Task prompt.
With the pictures left out, copy the listing below exactly.

Information supplied.
::::::

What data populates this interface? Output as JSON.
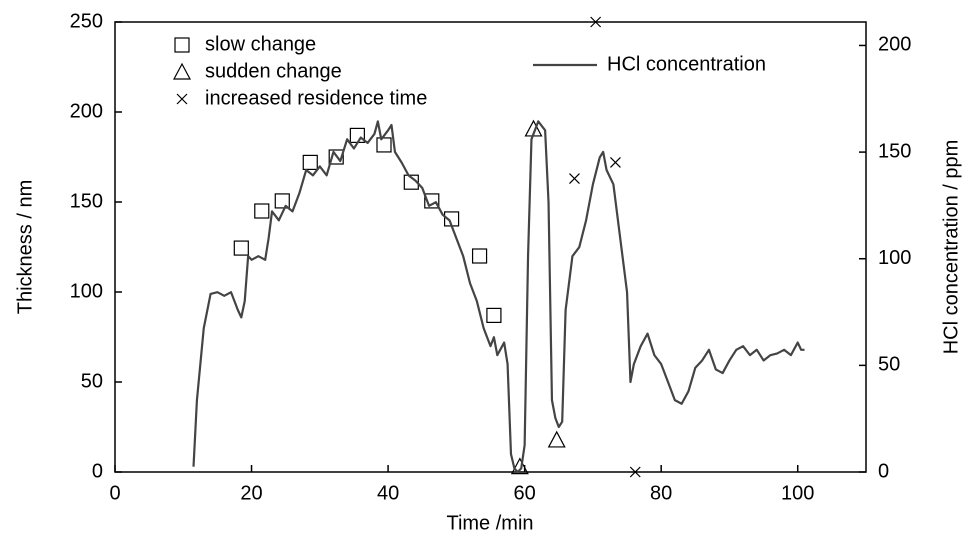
{
  "chart_data": {
    "type": "line",
    "xlabel": "Time /min",
    "ylabel": "Thickness  / nm",
    "y2label": "HCl concentration  / ppm",
    "xlim": [
      0,
      110
    ],
    "xticks": [
      0,
      20,
      40,
      60,
      80,
      100
    ],
    "ylim": [
      0,
      250
    ],
    "yticks": [
      0,
      50,
      100,
      150,
      200,
      250
    ],
    "y2lim": [
      0,
      211
    ],
    "y2ticks": [
      0,
      50,
      100,
      150,
      200
    ],
    "series": [
      {
        "name": "slow change",
        "type": "scatter",
        "marker": "square",
        "color": "#000000",
        "x": [
          18.5,
          21.5,
          24.5,
          28.6,
          32.4,
          35.5,
          39.4,
          43.4,
          46.4,
          49.3,
          53.4,
          55.5
        ],
        "values": [
          124.4,
          145,
          150.6,
          172,
          175,
          187,
          181.7,
          161,
          150.6,
          140.6,
          120,
          87
        ]
      },
      {
        "name": "sudden change",
        "type": "scatter",
        "marker": "triangle",
        "color": "#000000",
        "x": [
          61.3,
          64.7,
          59.3
        ],
        "values": [
          190.6,
          17.8,
          3
        ]
      },
      {
        "name": "increased residence time",
        "type": "scatter",
        "marker": "cross",
        "color": "#000000",
        "x": [
          67.3,
          73.3,
          70.4,
          76.2
        ],
        "values": [
          163,
          172,
          250,
          0
        ]
      },
      {
        "name": "HCl concentration",
        "type": "line",
        "axis": "y2",
        "color": "#444444",
        "x": [
          11.5,
          12,
          13,
          14,
          15,
          16,
          17,
          18,
          18.5,
          19,
          19.5,
          20,
          21,
          22,
          22.5,
          23,
          24,
          25,
          26,
          27,
          28,
          29,
          30,
          31,
          32,
          33,
          34,
          35,
          36,
          37,
          38,
          38.5,
          39,
          40,
          40.5,
          41,
          42,
          43,
          44,
          45,
          46,
          47,
          48,
          49,
          50,
          51,
          52,
          53,
          54,
          55,
          55.5,
          56,
          57,
          57.5,
          58,
          58.5,
          59,
          59.5,
          60,
          60.5,
          61,
          62,
          63,
          63.5,
          64,
          64.5,
          65,
          65.5,
          66,
          67,
          68,
          69,
          70,
          71,
          71.5,
          72,
          73,
          74,
          75,
          75.5,
          76,
          77,
          78,
          79,
          80,
          81,
          82,
          83,
          84,
          85,
          86,
          87,
          88,
          89,
          90,
          91,
          92,
          93,
          94,
          95,
          96,
          97,
          98,
          99,
          100,
          100.5,
          101
        ],
        "values": [
          2.5,
          33.7,
          67.4,
          83.5,
          84.3,
          82.6,
          84.3,
          75.9,
          72.5,
          80.1,
          101.2,
          99.5,
          101.2,
          99.5,
          109.6,
          122.2,
          118,
          124.8,
          122.2,
          130.7,
          141.6,
          139.1,
          143.3,
          139.1,
          150.1,
          145.8,
          156,
          151.7,
          156.8,
          154.3,
          158.5,
          164.4,
          156,
          160.2,
          162.7,
          150.1,
          145,
          139.1,
          136.6,
          133.2,
          124.8,
          126.5,
          120.6,
          118,
          109.6,
          101.2,
          88.5,
          80.1,
          67.4,
          59,
          63.2,
          54.8,
          60.7,
          50.6,
          8.4,
          1.7,
          0,
          1.7,
          12.6,
          101.2,
          156,
          164.4,
          160.2,
          126.5,
          33.7,
          25.3,
          21.1,
          23.6,
          75.9,
          101.2,
          105.4,
          118,
          134.9,
          147.5,
          150.1,
          141.6,
          134.9,
          109.6,
          84.3,
          42.2,
          50.6,
          59,
          64.9,
          54.8,
          50.6,
          42.2,
          33.7,
          32,
          37.9,
          48.9,
          52.3,
          57.3,
          48.1,
          46.4,
          52.3,
          57.3,
          59,
          54.8,
          57.3,
          52.3,
          54.8,
          55.6,
          57.3,
          54.8,
          60.7,
          57.3,
          57.3
        ]
      }
    ]
  }
}
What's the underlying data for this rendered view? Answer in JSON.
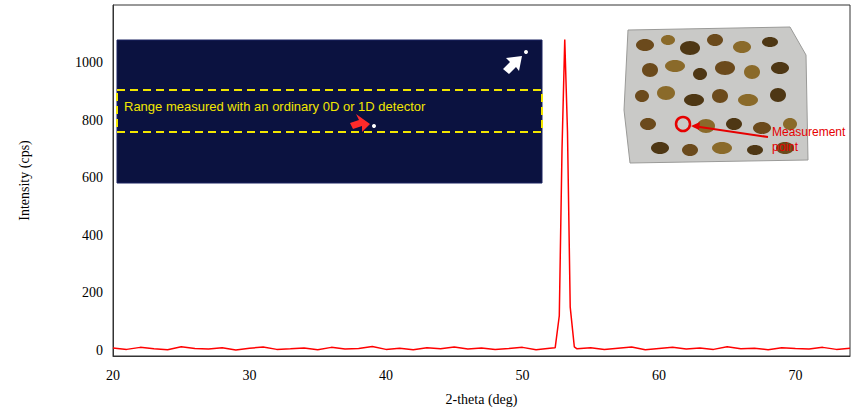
{
  "chart_data": {
    "type": "line",
    "xlabel": "2-theta (deg)",
    "ylabel": "Intensity (cps)",
    "color": "#ff0000",
    "x": [
      20,
      21,
      22,
      23,
      24,
      25,
      26,
      27,
      28,
      29,
      30,
      31,
      32,
      33,
      34,
      35,
      36,
      37,
      38,
      39,
      40,
      41,
      42,
      43,
      44,
      45,
      46,
      47,
      48,
      49,
      50,
      51,
      52,
      52.4,
      52.7,
      52.9,
      53.1,
      53.3,
      53.5,
      53.8,
      54,
      55,
      56,
      57,
      58,
      59,
      60,
      61,
      62,
      63,
      64,
      65,
      66,
      67,
      68,
      69,
      70,
      71,
      72,
      73,
      74
    ],
    "values": [
      8,
      3,
      10,
      5,
      2,
      12,
      6,
      4,
      9,
      1,
      7,
      11,
      3,
      5,
      8,
      2,
      10,
      4,
      6,
      13,
      3,
      7,
      2,
      9,
      5,
      11,
      4,
      8,
      3,
      6,
      10,
      2,
      7,
      9,
      120,
      700,
      1080,
      760,
      150,
      12,
      5,
      9,
      3,
      7,
      11,
      2,
      6,
      10,
      4,
      8,
      3,
      12,
      5,
      7,
      2,
      9,
      6,
      4,
      10,
      3,
      7
    ],
    "xlim": [
      20,
      74
    ],
    "xticks": [
      20,
      30,
      40,
      50,
      60,
      70
    ],
    "ylim": [
      -20,
      1200
    ],
    "yticks": [
      0,
      200,
      400,
      600,
      800,
      1000
    ],
    "grid": false,
    "annotations": [
      "Range measured with an ordinary 0D or 1D detector",
      "Measurement point"
    ]
  }
}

::::::

Answer for this exercise.
What data populates this interface? Output as JSON.
{
  "chart_data": {
    "type": "line",
    "xlabel": "Time /min",
    "ylabel": "Thickness  / nm",
    "y2label": "HCl concentration  / ppm",
    "xlim": [
      0,
      110
    ],
    "xticks": [
      0,
      20,
      40,
      60,
      80,
      100
    ],
    "ylim": [
      0,
      250
    ],
    "yticks": [
      0,
      50,
      100,
      150,
      200,
      250
    ],
    "y2lim": [
      0,
      211
    ],
    "y2ticks": [
      0,
      50,
      100,
      150,
      200
    ],
    "series": [
      {
        "name": "slow change",
        "type": "scatter",
        "marker": "square",
        "color": "#000000",
        "x": [
          18.5,
          21.5,
          24.5,
          28.6,
          32.4,
          35.5,
          39.4,
          43.4,
          46.4,
          49.3,
          53.4,
          55.5
        ],
        "values": [
          124.4,
          145,
          150.6,
          172,
          175,
          187,
          181.7,
          161,
          150.6,
          140.6,
          120,
          87
        ]
      },
      {
        "name": "sudden change",
        "type": "scatter",
        "marker": "triangle",
        "color": "#000000",
        "x": [
          61.3,
          64.7,
          59.3
        ],
        "values": [
          190.6,
          17.8,
          3
        ]
      },
      {
        "name": "increased residence time",
        "type": "scatter",
        "marker": "cross",
        "color": "#000000",
        "x": [
          67.3,
          73.3,
          70.4,
          76.2
        ],
        "values": [
          163,
          172,
          250,
          0
        ]
      },
      {
        "name": "HCl concentration",
        "type": "line",
        "axis": "y2",
        "color": "#444444",
        "x": [
          11.5,
          12,
          13,
          14,
          15,
          16,
          17,
          18,
          18.5,
          19,
          19.5,
          20,
          21,
          22,
          22.5,
          23,
          24,
          25,
          26,
          27,
          28,
          29,
          30,
          31,
          32,
          33,
          34,
          35,
          36,
          37,
          38,
          38.5,
          39,
          40,
          40.5,
          41,
          42,
          43,
          44,
          45,
          46,
          47,
          48,
          49,
          50,
          51,
          52,
          53,
          54,
          55,
          55.5,
          56,
          57,
          57.5,
          58,
          58.5,
          59,
          59.5,
          60,
          60.5,
          61,
          62,
          63,
          63.5,
          64,
          64.5,
          65,
          65.5,
          66,
          67,
          68,
          69,
          70,
          71,
          71.5,
          72,
          73,
          74,
          75,
          75.5,
          76,
          77,
          78,
          79,
          80,
          81,
          82,
          83,
          84,
          85,
          86,
          87,
          88,
          89,
          90,
          91,
          92,
          93,
          94,
          95,
          96,
          97,
          98,
          99,
          100,
          100.5,
          101
        ],
        "values": [
          2.5,
          33.7,
          67.4,
          83.5,
          84.3,
          82.6,
          84.3,
          75.9,
          72.5,
          80.1,
          101.2,
          99.5,
          101.2,
          99.5,
          109.6,
          122.2,
          118,
          124.8,
          122.2,
          130.7,
          141.6,
          139.1,
          143.3,
          139.1,
          150.1,
          145.8,
          156,
          151.7,
          156.8,
          154.3,
          158.5,
          164.4,
          156,
          160.2,
          162.7,
          150.1,
          145,
          139.1,
          136.6,
          133.2,
          124.8,
          126.5,
          120.6,
          118,
          109.6,
          101.2,
          88.5,
          80.1,
          67.4,
          59,
          63.2,
          54.8,
          60.7,
          50.6,
          8.4,
          1.7,
          0,
          1.7,
          12.6,
          101.2,
          156,
          164.4,
          160.2,
          126.5,
          33.7,
          25.3,
          21.1,
          23.6,
          75.9,
          101.2,
          105.4,
          118,
          134.9,
          147.5,
          150.1,
          141.6,
          134.9,
          109.6,
          84.3,
          42.2,
          50.6,
          59,
          64.9,
          54.8,
          50.6,
          42.2,
          33.7,
          32,
          37.9,
          48.9,
          52.3,
          57.3,
          48.1,
          46.4,
          52.3,
          57.3,
          59,
          54.8,
          57.3,
          52.3,
          54.8,
          55.6,
          57.3,
          54.8,
          60.7,
          57.3,
          57.3
        ]
      }
    ]
  }
}
What's the underlying data for this rendered view? Answer in JSON.
{
  "chart_data": {
    "type": "line",
    "xlabel": "2-theta (deg)",
    "ylabel": "Intensity (cps)",
    "color": "#ff0000",
    "x": [
      20,
      21,
      22,
      23,
      24,
      25,
      26,
      27,
      28,
      29,
      30,
      31,
      32,
      33,
      34,
      35,
      36,
      37,
      38,
      39,
      40,
      41,
      42,
      43,
      44,
      45,
      46,
      47,
      48,
      49,
      50,
      51,
      52,
      52.4,
      52.7,
      52.9,
      53.1,
      53.3,
      53.5,
      53.8,
      54,
      55,
      56,
      57,
      58,
      59,
      60,
      61,
      62,
      63,
      64,
      65,
      66,
      67,
      68,
      69,
      70,
      71,
      72,
      73,
      74
    ],
    "values": [
      8,
      3,
      10,
      5,
      2,
      12,
      6,
      4,
      9,
      1,
      7,
      11,
      3,
      5,
      8,
      2,
      10,
      4,
      6,
      13,
      3,
      7,
      2,
      9,
      5,
      11,
      4,
      8,
      3,
      6,
      10,
      2,
      7,
      9,
      120,
      700,
      1080,
      760,
      150,
      12,
      5,
      9,
      3,
      7,
      11,
      2,
      6,
      10,
      4,
      8,
      3,
      12,
      5,
      7,
      2,
      9,
      6,
      4,
      10,
      3,
      7
    ],
    "xlim": [
      20,
      74
    ],
    "xticks": [
      20,
      30,
      40,
      50,
      60,
      70
    ],
    "ylim": [
      -20,
      1200
    ],
    "yticks": [
      0,
      200,
      400,
      600,
      800,
      1000
    ],
    "grid": false,
    "annotations": [
      "Range measured with an ordinary 0D or 1D detector",
      "Measurement point"
    ]
  }
}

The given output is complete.